━━ GIVEN TEXT

Slurm Jobs Tutorial - Rutgers

Date: March 27, 2024 2:55 PM — Table of Contents

  1. Slurm Jobs Tutorial - Rutgers
    1. Quick Tutorial:

📌 In-depth Information in:

Quick Tutorial:

sbatch <filename>.sh #send job
sacct #see your current jobs
sacct -e #see all the variables you can specify to see about your jobs
acct --format=JobId,JobName%50,Partition%15,State,Elapsed,ExitCode,Start,End --starttime=2025-04-01T22:43:21 #example of vars
watch -n 1 squeue -u <netID> #watch your live currently running jobs
     # control + C to exit 'watch'
  1. export my script as a NAME.sh file (make sure to add #!/bin/bash at top)
  2. Fill in this with your specs
#! /bin/bash
#SBATCH --partition=p_dz268_1
#SBATCH --job-name=<some job name>.sh 
#SBATCH --requeue
#SBATCH --nodes=1 
#SBATCH --ntasks=1
#SBATCH --cpus-per-task=1
#SBATCH --mem=2000
#SBATCH --time=*48:00:00*
#SBATCH --output=/path/to/folder/<some job name>.out 
#SBATCH --error=/path/to/folder/<some job name>.err

module purge

# Activate the holmesenv virtual environment to use installed packages
# if you need additional packages for your script, install them into /holmesenv/bin/activate
source ~/projects/community/holmesenv/bin/activate

eval "$(conda shell.bash hook)"  # Properly initialize Conda
conda activate /projects/community/holmesenv

bash /path/to/your/file/<filename>.sh    
#OR 
python3 /path/to/your/file/<filename>.py
  1. then save that whole script as run_NAME.sh (even if the file running is python)
  2. then do this to make both files executable

     chmod +x NAME.py
     chmod +x run_NAME.sh
    
  3. then run
sbatch run_NAME.sh

Downloads (in login nodes)

Run all internet downloads on the login node

  • 5-7 simultaneous downloads on the login node
  • has faster internet connection
  • slurm has small internet bandwidth, login has more, but also slurm bandwidth will stop everyone else
  • add an ampersand at the end of the download line so that it runs in the background
  • and also configure your computer so that it stays active

Code Template:

Just out file

/path/to/my_script.sh 1>/path/to/my_script.out &

Out file and error file

/path/to/my_script.sh 1>/path/to/my_script.out 2>/path/to/my_script.err &

python /projects/f_ah1491_1/open_data/NAPLS3/docs/scripts/bidsconverter/batchscripts/napls_bidsconverter_bysubj_jun11_copy3.py 1>/projects/f_ah1491_1/open_data/NAPLS3/docs/scripts/bidsconverter/batchscripts/out/terminalpytest3.out 2>/projects/f_ah1491_1/open_data/NAPLS3/docs/scripts/bidsconverter/batchscripts/err/terminalpytest3.out &

This will run your script in the background (&) and save out the terminal outputs into a file with the same name but a different extension (.out) and the error files into that name but (.err)

projects/f_ah1491_1/Open_Data/HCP_EP/code/ndaDownload/ep_long.sh 1> slurm.out 2> slurm.err &

TIPS

  • if anything weird comes up can do scancel <job number>
  • sacct -e shows all the variables you could pull up for existing/past jobs
    • —state=failed, running, pending, completed
  • try it with one subject, see time, multiply by subjects = time estimate

NDA download In-Depth Tutorial

  1. Open text editor (BBEdit, Textedit, VSCode, etc.) and paste the code you want to run via terminal

    (downloadcmd is a command from the package nda-tools)

━━━━
━━ LISTED RECORDS

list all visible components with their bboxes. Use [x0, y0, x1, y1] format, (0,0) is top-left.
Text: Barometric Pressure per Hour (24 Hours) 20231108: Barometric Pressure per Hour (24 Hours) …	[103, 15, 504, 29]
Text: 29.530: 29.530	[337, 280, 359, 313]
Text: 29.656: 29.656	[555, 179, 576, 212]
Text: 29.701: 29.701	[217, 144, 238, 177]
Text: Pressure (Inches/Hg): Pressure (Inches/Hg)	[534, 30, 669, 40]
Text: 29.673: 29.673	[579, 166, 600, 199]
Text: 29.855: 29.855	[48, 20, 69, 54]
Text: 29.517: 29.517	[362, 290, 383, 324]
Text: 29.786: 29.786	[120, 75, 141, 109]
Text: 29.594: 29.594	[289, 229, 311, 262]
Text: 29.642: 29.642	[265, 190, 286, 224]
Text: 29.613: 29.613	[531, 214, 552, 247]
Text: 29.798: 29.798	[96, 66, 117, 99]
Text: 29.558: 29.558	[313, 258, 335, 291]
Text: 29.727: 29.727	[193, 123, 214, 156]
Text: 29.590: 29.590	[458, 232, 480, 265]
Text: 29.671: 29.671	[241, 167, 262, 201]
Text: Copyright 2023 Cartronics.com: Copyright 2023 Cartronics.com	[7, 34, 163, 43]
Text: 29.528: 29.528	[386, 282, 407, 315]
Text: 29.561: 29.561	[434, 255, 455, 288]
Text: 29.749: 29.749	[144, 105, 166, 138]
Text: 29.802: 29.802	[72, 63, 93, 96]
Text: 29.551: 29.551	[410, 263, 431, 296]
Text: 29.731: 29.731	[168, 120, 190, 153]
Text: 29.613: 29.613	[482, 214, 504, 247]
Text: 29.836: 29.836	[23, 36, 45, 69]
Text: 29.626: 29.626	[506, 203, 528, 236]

━━━━

Rewrite the part of the Slurm jobs tutorial starting at "1. Open text" and ending at "the package nda-tools)", substituting "code editor" for "text editor".

1. Open code editor (BBEdit, Textedit, VSCode, etc.) and paste the code you want to run via terminal

    (downloadcmd is a command from the package nda-tools)